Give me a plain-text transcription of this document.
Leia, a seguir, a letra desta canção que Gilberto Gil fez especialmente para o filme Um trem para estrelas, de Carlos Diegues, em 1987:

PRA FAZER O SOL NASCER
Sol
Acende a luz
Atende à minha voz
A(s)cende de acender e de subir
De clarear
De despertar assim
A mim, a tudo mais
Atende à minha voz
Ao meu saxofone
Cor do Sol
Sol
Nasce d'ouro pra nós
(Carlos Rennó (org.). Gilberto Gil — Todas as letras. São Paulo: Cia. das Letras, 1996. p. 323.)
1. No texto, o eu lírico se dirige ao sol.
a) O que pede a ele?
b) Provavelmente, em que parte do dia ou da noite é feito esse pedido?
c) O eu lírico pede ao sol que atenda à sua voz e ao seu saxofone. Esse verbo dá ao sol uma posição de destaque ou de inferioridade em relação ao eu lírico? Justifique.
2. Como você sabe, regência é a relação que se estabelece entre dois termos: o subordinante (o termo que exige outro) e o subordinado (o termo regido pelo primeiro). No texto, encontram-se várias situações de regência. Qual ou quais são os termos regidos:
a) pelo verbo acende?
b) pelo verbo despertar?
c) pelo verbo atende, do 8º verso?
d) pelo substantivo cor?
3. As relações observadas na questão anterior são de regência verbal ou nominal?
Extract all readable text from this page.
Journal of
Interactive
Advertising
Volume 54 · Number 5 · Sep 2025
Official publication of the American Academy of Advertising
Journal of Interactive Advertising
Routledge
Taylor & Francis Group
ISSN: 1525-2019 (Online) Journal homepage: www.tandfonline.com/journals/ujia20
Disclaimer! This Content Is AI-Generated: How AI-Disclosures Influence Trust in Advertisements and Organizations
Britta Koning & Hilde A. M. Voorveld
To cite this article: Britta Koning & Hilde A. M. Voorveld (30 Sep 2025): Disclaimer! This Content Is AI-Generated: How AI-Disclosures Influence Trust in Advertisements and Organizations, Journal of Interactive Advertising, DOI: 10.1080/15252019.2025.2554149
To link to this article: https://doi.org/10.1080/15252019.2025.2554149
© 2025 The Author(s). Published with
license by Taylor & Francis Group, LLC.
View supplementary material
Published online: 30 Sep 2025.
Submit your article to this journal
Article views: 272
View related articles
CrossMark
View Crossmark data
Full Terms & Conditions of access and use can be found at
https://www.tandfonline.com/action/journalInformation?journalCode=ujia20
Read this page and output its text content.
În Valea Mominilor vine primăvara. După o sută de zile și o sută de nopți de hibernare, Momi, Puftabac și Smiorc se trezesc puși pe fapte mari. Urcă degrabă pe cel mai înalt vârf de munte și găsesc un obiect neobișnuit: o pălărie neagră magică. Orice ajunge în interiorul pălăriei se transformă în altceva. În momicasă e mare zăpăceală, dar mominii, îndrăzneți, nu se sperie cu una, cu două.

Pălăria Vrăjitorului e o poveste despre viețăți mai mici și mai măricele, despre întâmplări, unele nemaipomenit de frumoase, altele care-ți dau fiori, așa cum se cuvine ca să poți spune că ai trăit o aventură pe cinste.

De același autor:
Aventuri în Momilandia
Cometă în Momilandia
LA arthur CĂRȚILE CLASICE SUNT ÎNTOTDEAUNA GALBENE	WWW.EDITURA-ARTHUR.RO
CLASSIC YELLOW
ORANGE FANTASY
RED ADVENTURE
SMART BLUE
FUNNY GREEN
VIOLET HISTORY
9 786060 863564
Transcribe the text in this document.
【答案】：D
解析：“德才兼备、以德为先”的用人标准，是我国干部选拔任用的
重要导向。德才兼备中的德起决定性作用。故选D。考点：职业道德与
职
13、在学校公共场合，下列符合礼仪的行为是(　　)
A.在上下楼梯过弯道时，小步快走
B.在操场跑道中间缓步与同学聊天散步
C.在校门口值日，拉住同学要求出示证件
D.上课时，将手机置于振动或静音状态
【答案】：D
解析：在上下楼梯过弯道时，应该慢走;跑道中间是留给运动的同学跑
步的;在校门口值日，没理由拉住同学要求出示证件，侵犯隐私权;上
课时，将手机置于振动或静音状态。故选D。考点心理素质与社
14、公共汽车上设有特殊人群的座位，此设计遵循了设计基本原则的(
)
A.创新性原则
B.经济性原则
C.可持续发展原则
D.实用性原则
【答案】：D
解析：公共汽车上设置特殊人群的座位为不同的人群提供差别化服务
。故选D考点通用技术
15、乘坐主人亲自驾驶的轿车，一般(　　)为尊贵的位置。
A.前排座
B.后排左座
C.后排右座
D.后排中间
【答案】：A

★ ★ ★ ★ ★ ★ ★

INSTRUCTION - Lines holding the word "lírico" in the entries above are the ones to pull out. Copy them all.

EXPECTED ANSWER -
1. No texto, o eu lírico se dirige ao sol.
c) O eu lírico pede ao sol que atenda à sua voz e ao seu saxofone. Esse verbo dá ao sol uma posição de destaque ou de inferioridade em relação ao eu lírico? Justifique.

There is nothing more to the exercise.